▶ [What is required]: Copy the records below exactly as they are written.

▶ [Given data]:

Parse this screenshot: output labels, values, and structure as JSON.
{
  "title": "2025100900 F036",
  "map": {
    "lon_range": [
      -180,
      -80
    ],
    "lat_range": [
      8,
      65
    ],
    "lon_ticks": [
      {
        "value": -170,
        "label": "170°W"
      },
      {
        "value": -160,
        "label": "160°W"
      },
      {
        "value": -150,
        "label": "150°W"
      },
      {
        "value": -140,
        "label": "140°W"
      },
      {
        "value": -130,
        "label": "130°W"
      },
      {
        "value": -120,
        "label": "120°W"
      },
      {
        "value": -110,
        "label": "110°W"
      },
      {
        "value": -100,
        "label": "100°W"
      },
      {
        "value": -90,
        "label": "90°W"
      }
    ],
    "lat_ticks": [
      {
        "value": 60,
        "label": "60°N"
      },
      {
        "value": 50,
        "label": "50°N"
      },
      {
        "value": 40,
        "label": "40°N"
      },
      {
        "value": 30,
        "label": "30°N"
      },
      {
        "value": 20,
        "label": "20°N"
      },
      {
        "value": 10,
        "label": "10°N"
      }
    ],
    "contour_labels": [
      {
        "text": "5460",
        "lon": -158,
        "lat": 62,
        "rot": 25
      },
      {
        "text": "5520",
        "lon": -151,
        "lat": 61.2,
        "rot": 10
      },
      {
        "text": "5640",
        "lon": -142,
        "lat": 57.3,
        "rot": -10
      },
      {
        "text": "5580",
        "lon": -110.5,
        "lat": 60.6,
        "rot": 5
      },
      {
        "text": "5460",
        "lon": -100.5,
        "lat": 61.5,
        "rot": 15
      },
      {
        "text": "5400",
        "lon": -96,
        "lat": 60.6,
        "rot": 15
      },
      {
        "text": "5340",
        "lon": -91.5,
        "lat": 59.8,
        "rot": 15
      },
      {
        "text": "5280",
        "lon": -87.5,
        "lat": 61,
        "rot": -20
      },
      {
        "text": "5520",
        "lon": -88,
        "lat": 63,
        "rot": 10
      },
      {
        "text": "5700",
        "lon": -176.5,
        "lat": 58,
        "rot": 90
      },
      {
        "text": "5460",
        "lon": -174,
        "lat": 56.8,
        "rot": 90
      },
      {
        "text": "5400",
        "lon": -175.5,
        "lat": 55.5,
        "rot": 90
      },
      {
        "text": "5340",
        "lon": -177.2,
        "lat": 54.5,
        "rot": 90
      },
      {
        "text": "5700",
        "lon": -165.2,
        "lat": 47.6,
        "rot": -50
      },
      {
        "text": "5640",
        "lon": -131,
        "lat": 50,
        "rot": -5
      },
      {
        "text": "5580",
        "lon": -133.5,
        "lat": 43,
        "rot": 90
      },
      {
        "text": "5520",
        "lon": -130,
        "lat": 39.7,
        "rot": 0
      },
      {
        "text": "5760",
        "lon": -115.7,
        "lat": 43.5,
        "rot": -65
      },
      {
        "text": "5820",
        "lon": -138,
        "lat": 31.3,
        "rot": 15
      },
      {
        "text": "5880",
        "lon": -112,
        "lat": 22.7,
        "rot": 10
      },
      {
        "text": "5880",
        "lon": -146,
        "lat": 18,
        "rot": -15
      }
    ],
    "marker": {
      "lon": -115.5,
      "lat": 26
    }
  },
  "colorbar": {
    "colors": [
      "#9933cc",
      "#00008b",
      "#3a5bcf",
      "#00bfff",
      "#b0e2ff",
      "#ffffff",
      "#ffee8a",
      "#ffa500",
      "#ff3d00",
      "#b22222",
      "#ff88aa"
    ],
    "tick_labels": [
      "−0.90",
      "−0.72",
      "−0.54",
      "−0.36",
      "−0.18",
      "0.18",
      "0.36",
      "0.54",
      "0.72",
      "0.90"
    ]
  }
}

▶ [Expected answer]:
Parse this screenshot: output labels, values, and structure as JSON.
{
  "title": "2025100900 F036",
  "map": {
    "lon_range": [
      -180,
      -80
    ],
    "lat_range": [
      8,
      65
    ],
    "lon_ticks": [
      {
        "value": -170,
        "label": "170°W"
      },
      {
        "value": -160,
        "label": "160°W"
      },
      {
        "value": -150,
        "label": "150°W"
      },
      {
        "value": -140,
        "label": "140°W"
      },
      {
        "value": -130,
        "label": "130°W"
      },
      {
        "value": -120,
        "label": "120°W"
      },
      {
        "value": -110,
        "label": "110°W"
      },
      {
        "value": -100,
        "label": "100°W"
      },
      {
        "value": -90,
        "label": "90°W"
      }
    ],
    "lat_ticks": [
      {
        "value": 60,
        "label": "60°N"
      },
      {
        "value": 50,
        "label": "50°N"
      },
      {
        "value": 40,
        "label": "40°N"
      },
      {
        "value": 30,
        "label": "30°N"
      },
      {
        "value": 20,
        "label": "20°N"
      },
      {
        "value": 10,
        "label": "10°N"
      }
    ],
    "contour_labels": [
      {
        "text": "5460",
        "lon": -158,
        "lat": 62,
        "rot": 25
      },
      {
        "text": "5520",
        "lon": -151,
        "lat": 61.2,
        "rot": 10
      },
      {
        "text": "5640",
        "lon": -142,
        "lat": 57.3,
        "rot": -10
      },
      {
        "text": "5580",
        "lon": -110.5,
        "lat": 60.6,
        "rot": 5
      },
      {
        "text": "5460",
        "lon": -100.5,
        "lat": 61.5,
        "rot": 15
      },
      {
        "text": "5400",
        "lon": -96,
        "lat": 60.6,
        "rot": 15
      },
      {
        "text": "5340",
        "lon": -91.5,
        "lat": 59.8,
        "rot": 15
      },
      {
        "text": "5280",
        "lon": -87.5,
        "lat": 61,
        "rot": -20
      },
      {
        "text": "5520",
        "lon": -88,
        "lat": 63,
        "rot": 10
      },
      {
        "text": "5700",
        "lon": -176.5,
        "lat": 58,
        "rot": 90
      },
      {
        "text": "5460",
        "lon": -174,
        "lat": 56.8,
        "rot": 90
      },
      {
        "text": "5400",
        "lon": -175.5,
        "lat": 55.5,
        "rot": 90
      },
      {
        "text": "5340",
        "lon": -177.2,
        "lat": 54.5,
        "rot": 90
      },
      {
        "text": "5700",
        "lon": -165.2,
        "lat": 47.6,
        "rot": -50
      },
      {
        "text": "5640",
        "lon": -131,
        "lat": 50,
        "rot": -5
      },
      {
        "text": "5580",
        "lon": -133.5,
        "lat": 43,
        "rot": 90
      },
      {
        "text": "5520",
        "lon": -130,
        "lat": 39.7,
        "rot": 0
      },
      {
        "text": "5760",
        "lon": -115.7,
        "lat": 43.5,
        "rot": -65
      },
      {
        "text": "5820",
        "lon": -138,
        "lat": 31.3,
        "rot": 15
      },
      {
        "text": "5880",
        "lon": -112,
        "lat": 22.7,
        "rot": 10
      },
      {
        "text": "5880",
        "lon": -146,
        "lat": 18,
        "rot": -15
      }
    ],
    "marker": {
      "lon": -115.5,
      "lat": 26
    }
  },
  "colorbar": {
    "colors": [
      "#9933cc",
      "#00008b",
      "#3a5bcf",
      "#00bfff",
      "#b0e2ff",
      "#ffffff",
      "#ffee8a",
      "#ffa500",
      "#ff3d00",
      "#b22222",
      "#ff88aa"
    ],
    "tick_labels": [
      "−0.90",
      "−0.72",
      "−0.54",
      "−0.36",
      "−0.18",
      "0.18",
      "0.36",
      "0.54",
      "0.72",
      "0.90"
    ]
  }
}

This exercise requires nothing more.